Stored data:
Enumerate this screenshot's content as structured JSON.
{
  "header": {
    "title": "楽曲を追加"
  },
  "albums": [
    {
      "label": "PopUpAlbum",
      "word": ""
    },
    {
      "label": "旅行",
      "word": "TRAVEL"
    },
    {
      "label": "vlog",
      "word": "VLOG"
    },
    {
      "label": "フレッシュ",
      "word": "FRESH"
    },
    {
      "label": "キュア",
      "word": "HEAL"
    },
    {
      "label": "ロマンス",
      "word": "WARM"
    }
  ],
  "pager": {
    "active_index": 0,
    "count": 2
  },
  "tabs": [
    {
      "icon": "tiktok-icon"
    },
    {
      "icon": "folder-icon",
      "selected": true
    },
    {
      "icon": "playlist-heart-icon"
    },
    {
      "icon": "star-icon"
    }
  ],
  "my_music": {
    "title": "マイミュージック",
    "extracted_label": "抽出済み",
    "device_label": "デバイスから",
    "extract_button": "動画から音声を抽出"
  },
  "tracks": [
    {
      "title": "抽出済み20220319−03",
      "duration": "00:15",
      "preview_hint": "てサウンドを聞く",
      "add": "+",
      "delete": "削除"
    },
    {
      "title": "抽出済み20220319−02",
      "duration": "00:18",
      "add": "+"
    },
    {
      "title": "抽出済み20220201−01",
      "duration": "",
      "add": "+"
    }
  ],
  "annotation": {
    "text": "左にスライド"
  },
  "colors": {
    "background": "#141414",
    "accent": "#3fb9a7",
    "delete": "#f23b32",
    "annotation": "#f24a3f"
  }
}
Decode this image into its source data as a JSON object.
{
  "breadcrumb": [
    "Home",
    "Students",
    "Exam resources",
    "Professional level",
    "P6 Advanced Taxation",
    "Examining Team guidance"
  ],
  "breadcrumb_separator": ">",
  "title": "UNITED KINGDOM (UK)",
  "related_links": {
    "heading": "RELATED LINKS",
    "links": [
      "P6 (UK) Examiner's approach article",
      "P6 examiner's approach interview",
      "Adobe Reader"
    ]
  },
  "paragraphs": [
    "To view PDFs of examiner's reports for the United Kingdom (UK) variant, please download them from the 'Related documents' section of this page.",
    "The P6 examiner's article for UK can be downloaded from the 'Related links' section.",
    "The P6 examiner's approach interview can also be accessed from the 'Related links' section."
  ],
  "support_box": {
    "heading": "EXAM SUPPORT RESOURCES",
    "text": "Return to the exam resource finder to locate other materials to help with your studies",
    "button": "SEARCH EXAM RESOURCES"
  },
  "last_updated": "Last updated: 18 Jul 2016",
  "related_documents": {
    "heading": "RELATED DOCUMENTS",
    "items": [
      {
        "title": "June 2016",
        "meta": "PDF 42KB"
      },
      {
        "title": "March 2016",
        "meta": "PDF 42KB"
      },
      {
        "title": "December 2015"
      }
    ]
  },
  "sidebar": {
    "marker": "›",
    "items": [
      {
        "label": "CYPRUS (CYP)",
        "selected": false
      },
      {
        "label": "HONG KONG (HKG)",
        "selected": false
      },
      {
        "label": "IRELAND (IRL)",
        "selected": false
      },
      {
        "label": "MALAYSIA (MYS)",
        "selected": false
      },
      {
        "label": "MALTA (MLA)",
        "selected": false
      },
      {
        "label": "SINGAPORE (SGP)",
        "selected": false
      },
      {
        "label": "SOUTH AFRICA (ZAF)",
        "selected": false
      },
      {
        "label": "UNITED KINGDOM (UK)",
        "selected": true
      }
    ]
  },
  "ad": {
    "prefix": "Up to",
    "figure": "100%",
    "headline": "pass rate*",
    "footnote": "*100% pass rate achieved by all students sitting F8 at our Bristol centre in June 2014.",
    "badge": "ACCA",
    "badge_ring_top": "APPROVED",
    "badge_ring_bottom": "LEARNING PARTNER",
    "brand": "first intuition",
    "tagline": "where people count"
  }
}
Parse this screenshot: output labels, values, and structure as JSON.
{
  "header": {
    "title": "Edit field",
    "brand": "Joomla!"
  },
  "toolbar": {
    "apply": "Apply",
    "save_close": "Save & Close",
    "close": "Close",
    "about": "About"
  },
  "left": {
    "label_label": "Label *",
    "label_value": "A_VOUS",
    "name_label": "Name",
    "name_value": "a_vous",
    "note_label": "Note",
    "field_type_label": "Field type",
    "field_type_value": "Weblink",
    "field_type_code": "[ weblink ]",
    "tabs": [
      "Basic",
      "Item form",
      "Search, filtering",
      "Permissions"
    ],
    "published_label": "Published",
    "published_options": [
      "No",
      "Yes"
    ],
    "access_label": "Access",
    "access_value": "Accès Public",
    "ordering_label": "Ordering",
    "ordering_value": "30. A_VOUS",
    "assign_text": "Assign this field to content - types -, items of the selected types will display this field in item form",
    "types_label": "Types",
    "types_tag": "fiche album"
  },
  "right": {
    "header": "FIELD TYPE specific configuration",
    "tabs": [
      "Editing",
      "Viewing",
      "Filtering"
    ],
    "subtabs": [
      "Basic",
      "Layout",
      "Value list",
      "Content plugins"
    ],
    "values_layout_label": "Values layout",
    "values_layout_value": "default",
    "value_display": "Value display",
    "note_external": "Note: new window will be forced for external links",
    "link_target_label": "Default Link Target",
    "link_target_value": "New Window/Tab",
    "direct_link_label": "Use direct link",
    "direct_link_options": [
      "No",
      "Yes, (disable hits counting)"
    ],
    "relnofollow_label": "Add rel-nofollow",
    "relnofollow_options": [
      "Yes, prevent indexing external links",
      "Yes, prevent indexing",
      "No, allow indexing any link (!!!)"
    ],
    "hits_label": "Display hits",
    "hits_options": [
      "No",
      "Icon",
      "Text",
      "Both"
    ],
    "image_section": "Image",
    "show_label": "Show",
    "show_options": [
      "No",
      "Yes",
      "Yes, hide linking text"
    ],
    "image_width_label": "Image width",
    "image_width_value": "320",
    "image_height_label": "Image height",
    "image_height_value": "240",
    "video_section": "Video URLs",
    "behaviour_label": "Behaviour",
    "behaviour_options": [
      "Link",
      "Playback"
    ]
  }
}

*Goal of the exercise*: Every line of the listing that holds "screenshot" should be found and copied.

*Solution below*:
Enumerate this screenshot's content as structured JSON.
Parse this screenshot: output labels, values, and structure as JSON.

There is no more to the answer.